CHECK YOUR UNDERSTANDING:
a) Using the passage on Rebell Payment APIs, decide whether each statement agrees with it: (i) payments made in the sandbox environment are simulated; (ii) keys registered in sandbox can also be used in production; (iii) every API request must be signed with a private key. Answer yes or no for each and quote the words of the passage that decide it.
b) According to the passage on Rebell Payment APIs, what kind of cryptography do these APIs use?
c) Repeat the stretch of the passage on Rebell Payment APIs from "Merchant Credentials" through "API request header.".

Skip to main content
Rebell Payment APIs use asymmetric cryptography (RSA) to ensure secure server-to-server communication between your backend and the Rebell platform. Every API request must be signed with your private key, and every response must be validated according to the contract defined in this section.

API Environments

Rebell provides two separate environments for integration and production use:

Sandbox

Base URL: https://sandbox-api.rebellapp.comFor integration, functional testing, and signature verification. Payments are simulated and do not settle.

Production

Base URL: https://api.rebellapp.comLive payment environment. Requires merchant onboarding and contract activation.

Environment Separation Rules

Critical requirements:
  • Sandbox and Production credentials are not interchangeable
  • Keys registered in sandbox do not carry over to production
  • Webhooks must be configured per environment
  • Testing and live order identifiers must remain separate

Merchant Credentials

Once you complete merchant onboarding (regulatory, KYB, and contractual steps), Rebell provisions a credential set that identifies and authenticates your business.

Credential Components

Unique merchant identifierA unique identifier for your merchant account, included in every API request header.

STUDY MATERIAL:
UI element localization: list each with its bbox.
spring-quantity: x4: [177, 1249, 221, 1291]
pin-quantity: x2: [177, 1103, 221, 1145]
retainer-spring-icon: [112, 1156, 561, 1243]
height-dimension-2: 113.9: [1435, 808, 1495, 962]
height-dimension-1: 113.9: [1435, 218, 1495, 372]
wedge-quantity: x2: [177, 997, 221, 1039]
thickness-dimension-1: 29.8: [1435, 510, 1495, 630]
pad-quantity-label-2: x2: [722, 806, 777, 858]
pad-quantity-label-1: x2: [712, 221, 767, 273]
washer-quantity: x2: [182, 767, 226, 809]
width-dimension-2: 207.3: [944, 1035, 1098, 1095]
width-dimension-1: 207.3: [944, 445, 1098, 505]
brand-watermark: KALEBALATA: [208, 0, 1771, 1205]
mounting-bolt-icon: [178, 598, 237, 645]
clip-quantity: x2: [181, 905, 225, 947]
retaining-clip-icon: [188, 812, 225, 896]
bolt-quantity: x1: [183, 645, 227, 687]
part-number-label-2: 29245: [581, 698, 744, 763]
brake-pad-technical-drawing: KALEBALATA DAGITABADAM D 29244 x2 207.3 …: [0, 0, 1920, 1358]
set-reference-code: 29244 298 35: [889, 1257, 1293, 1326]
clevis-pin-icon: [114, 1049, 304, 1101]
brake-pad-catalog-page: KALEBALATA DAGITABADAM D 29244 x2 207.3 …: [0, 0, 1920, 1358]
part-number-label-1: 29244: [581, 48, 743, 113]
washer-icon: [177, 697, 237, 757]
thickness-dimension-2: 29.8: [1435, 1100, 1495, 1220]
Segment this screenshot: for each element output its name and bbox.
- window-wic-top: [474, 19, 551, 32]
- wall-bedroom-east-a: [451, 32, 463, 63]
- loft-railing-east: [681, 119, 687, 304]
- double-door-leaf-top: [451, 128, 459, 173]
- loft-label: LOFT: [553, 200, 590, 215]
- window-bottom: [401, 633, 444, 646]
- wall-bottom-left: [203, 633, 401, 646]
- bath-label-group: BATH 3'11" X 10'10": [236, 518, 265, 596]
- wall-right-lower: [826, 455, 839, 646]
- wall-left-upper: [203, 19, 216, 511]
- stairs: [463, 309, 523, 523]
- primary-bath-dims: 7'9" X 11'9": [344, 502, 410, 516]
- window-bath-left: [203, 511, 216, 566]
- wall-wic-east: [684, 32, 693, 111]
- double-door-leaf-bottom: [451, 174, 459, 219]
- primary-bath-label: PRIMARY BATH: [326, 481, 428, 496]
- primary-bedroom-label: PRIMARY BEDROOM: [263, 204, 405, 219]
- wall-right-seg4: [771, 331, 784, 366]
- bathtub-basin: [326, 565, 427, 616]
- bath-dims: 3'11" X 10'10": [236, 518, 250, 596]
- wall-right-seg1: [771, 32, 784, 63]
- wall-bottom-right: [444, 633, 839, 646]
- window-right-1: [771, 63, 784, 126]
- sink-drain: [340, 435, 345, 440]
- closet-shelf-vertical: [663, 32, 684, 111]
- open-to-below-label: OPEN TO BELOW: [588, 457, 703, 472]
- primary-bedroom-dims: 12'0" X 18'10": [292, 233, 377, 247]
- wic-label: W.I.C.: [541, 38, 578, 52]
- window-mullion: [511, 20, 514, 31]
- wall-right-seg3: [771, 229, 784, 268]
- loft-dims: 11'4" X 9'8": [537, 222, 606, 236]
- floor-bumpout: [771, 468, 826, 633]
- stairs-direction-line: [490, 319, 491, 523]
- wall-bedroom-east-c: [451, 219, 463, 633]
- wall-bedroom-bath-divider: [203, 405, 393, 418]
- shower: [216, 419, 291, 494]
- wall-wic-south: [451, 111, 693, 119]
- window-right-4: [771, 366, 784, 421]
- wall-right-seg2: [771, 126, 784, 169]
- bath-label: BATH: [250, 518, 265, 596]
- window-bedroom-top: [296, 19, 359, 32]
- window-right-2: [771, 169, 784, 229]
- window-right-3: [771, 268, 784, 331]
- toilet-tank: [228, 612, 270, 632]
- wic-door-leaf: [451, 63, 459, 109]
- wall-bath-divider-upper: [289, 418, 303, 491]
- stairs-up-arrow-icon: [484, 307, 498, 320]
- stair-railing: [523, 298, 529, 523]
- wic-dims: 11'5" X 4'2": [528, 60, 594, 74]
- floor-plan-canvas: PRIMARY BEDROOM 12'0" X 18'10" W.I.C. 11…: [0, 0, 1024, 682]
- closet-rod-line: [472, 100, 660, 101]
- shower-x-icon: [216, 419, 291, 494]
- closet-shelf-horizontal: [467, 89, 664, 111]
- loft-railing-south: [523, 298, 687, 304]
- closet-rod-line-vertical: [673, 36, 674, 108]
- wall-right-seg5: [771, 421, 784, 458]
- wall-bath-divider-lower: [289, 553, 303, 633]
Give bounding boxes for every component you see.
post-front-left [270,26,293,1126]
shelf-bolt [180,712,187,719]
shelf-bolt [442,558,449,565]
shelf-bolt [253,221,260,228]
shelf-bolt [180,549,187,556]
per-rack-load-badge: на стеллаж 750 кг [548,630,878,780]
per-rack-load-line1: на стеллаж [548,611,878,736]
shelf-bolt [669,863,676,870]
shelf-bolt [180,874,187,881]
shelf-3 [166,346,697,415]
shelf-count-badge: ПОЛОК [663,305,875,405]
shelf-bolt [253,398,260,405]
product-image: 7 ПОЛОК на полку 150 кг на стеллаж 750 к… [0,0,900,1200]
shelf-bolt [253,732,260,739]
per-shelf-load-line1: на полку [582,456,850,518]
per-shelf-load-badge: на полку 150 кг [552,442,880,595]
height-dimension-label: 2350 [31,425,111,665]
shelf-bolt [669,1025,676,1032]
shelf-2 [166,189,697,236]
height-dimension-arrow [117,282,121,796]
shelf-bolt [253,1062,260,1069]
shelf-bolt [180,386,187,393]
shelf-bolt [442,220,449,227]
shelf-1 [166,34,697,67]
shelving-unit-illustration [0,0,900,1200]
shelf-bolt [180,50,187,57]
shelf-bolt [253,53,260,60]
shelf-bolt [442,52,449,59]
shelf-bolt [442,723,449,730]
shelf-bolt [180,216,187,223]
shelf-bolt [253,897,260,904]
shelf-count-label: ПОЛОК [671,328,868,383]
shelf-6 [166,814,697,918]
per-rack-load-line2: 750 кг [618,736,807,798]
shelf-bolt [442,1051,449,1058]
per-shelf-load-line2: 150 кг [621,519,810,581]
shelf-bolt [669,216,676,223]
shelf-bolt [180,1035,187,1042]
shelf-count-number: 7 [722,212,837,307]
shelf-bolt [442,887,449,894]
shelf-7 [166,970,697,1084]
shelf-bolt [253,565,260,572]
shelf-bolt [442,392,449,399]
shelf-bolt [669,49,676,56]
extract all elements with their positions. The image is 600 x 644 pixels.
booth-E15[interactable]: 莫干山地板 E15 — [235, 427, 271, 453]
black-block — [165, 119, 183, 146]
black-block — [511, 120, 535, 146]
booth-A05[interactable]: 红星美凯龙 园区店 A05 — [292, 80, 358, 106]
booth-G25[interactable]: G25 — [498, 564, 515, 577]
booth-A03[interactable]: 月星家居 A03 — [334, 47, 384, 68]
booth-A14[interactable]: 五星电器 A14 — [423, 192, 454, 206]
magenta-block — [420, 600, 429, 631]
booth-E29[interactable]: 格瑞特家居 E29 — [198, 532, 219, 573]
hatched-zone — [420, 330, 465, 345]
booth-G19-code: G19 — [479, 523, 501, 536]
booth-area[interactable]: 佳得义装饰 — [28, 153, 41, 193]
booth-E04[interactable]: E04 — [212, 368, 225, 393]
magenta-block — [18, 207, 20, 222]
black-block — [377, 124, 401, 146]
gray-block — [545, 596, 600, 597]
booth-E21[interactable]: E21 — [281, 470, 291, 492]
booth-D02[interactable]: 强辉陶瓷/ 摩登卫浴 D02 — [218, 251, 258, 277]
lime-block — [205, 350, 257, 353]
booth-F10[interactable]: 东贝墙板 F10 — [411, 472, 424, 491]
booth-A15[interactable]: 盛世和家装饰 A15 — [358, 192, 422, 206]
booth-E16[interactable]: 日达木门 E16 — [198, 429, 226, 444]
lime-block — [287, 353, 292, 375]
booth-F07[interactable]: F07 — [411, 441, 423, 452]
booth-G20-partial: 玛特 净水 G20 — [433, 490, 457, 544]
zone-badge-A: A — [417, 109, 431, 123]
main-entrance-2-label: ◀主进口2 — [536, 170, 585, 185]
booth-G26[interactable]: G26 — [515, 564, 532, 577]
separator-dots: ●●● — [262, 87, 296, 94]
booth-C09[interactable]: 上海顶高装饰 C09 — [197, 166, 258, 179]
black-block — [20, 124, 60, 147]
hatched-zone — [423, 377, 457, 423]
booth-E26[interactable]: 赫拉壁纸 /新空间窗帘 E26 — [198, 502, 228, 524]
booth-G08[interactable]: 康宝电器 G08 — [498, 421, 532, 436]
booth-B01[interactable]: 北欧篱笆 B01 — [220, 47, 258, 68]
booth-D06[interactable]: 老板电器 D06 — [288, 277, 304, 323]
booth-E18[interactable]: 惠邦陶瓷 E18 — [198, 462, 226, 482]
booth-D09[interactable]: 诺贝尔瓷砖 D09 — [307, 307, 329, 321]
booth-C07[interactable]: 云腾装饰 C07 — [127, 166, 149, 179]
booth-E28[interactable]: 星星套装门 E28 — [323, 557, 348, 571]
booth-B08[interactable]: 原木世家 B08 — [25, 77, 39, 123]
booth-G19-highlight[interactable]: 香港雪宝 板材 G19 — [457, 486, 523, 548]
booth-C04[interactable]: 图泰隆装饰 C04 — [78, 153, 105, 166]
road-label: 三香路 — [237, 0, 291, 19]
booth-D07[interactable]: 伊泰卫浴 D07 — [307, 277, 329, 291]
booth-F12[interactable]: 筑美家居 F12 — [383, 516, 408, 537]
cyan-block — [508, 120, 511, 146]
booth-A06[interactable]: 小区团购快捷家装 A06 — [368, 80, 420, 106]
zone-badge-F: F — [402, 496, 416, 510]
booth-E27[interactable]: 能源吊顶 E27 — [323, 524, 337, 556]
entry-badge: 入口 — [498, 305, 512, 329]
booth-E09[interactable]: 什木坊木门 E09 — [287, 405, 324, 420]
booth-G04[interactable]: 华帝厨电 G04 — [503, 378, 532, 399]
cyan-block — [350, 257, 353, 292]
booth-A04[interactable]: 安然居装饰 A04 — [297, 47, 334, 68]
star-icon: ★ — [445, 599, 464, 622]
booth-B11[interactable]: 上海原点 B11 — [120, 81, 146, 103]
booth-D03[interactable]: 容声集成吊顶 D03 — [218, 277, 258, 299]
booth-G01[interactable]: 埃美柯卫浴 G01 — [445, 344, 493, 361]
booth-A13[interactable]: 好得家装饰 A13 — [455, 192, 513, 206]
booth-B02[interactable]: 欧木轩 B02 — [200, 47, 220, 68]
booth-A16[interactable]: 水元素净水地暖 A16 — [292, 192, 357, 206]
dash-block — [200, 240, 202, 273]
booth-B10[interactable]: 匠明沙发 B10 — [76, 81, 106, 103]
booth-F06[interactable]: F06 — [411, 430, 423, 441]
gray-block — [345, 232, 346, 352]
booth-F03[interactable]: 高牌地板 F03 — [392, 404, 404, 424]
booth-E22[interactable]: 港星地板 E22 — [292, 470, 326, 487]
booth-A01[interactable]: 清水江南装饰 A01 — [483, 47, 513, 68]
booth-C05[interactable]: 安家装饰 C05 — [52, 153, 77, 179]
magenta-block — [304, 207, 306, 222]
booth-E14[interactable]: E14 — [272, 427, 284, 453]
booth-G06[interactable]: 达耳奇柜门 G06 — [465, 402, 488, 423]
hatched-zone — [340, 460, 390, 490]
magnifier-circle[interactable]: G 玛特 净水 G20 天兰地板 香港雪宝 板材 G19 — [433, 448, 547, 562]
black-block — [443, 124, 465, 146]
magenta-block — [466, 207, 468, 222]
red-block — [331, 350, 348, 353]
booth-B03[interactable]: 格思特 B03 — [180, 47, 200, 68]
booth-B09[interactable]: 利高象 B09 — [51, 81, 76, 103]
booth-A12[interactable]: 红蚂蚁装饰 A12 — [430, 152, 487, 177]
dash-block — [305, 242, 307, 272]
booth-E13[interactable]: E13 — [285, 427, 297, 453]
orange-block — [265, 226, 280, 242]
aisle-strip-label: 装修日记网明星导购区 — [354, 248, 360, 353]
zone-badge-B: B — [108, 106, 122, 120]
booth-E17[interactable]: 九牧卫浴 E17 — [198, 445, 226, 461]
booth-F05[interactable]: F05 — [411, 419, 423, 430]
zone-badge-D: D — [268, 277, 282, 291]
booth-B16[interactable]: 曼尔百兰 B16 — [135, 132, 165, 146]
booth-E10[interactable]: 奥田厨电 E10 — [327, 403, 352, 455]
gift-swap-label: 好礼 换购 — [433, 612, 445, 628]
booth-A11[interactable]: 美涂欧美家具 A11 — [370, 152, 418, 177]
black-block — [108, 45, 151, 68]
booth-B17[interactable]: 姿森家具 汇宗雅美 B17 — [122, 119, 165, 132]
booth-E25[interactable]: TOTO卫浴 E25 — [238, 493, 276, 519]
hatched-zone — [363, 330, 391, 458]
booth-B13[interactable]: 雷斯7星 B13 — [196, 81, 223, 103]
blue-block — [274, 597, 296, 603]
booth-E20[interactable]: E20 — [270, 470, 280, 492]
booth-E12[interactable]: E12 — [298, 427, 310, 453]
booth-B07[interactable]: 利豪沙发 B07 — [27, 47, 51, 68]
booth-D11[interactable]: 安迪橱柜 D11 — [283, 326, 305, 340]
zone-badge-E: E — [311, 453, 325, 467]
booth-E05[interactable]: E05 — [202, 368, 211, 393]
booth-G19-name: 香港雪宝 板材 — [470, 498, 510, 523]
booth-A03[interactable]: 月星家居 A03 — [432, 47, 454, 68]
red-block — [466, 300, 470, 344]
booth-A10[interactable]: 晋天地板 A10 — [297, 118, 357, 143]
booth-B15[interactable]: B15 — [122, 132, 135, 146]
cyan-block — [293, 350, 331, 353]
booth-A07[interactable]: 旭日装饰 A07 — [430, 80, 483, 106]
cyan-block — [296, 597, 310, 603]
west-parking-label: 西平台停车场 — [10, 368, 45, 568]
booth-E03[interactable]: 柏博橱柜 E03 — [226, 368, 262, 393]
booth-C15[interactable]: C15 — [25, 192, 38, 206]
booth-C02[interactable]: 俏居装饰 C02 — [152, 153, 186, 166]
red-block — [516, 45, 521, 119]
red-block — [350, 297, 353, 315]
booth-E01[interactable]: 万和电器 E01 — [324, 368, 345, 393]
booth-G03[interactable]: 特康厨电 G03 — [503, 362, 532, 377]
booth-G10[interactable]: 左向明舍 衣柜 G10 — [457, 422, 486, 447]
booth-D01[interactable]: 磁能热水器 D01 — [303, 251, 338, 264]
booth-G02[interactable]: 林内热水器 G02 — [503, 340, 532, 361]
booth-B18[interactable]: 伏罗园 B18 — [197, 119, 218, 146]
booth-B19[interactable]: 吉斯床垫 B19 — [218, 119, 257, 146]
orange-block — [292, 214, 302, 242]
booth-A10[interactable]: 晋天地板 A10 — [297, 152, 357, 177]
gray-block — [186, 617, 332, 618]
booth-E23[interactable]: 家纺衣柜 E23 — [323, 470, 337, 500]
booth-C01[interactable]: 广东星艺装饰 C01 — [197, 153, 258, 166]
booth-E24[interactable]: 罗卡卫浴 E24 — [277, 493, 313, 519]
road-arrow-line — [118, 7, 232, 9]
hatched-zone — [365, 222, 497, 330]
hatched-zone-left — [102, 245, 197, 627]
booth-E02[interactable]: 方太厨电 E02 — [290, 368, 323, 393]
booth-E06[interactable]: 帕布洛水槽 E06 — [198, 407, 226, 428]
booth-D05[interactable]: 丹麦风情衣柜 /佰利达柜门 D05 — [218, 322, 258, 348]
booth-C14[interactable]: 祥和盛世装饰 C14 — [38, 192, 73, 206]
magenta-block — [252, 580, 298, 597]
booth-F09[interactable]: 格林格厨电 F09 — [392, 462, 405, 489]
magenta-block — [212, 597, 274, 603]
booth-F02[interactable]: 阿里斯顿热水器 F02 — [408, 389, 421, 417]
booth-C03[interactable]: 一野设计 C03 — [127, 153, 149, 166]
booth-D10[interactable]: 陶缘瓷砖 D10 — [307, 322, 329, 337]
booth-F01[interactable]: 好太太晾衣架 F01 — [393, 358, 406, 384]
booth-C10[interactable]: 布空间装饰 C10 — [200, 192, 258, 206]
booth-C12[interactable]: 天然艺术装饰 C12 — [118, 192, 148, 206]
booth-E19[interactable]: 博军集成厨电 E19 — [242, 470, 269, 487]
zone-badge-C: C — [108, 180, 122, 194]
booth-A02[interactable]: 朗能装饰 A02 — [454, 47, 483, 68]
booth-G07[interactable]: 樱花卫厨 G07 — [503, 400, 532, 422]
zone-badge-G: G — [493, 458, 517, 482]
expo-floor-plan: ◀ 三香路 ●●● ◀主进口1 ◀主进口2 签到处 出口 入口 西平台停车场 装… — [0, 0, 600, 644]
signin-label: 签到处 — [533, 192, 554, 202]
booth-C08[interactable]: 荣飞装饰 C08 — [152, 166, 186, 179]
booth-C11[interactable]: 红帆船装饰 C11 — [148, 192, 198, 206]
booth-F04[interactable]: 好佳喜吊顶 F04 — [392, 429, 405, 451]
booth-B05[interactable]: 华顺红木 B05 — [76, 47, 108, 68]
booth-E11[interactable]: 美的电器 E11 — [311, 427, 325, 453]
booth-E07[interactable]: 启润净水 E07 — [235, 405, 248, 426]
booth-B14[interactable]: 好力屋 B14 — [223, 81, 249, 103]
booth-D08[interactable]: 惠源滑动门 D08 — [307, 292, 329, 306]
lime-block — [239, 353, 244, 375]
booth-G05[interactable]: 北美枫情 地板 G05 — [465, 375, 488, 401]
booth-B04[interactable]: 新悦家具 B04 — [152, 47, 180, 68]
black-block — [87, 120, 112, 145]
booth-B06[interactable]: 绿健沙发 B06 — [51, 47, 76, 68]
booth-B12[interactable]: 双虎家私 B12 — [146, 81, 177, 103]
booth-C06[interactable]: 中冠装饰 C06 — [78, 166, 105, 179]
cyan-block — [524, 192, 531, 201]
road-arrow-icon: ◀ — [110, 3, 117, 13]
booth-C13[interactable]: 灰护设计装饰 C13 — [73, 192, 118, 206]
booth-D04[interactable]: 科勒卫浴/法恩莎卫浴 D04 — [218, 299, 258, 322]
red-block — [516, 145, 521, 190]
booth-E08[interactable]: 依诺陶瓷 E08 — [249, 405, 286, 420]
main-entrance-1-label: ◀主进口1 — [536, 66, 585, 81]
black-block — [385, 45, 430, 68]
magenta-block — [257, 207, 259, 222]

PER-TASK OUTPUTS:
a)
(i) Yes: "Payments are simulated and do not settle."
(ii) No: "Keys registered in sandbox do not carry over to production"
(iii) Yes: "Every API request must be signed with your private key"

b) They use asymmetric cryptography (RSA).

c)
Merchant Credentials

Once you complete merchant onboarding (regulatory, KYB, and contractual steps), Rebell provisions a credential set that identifies and authenticates your business.

Credential Components

Unique merchant identifierA unique identifier for your merchant account, included in every API request header.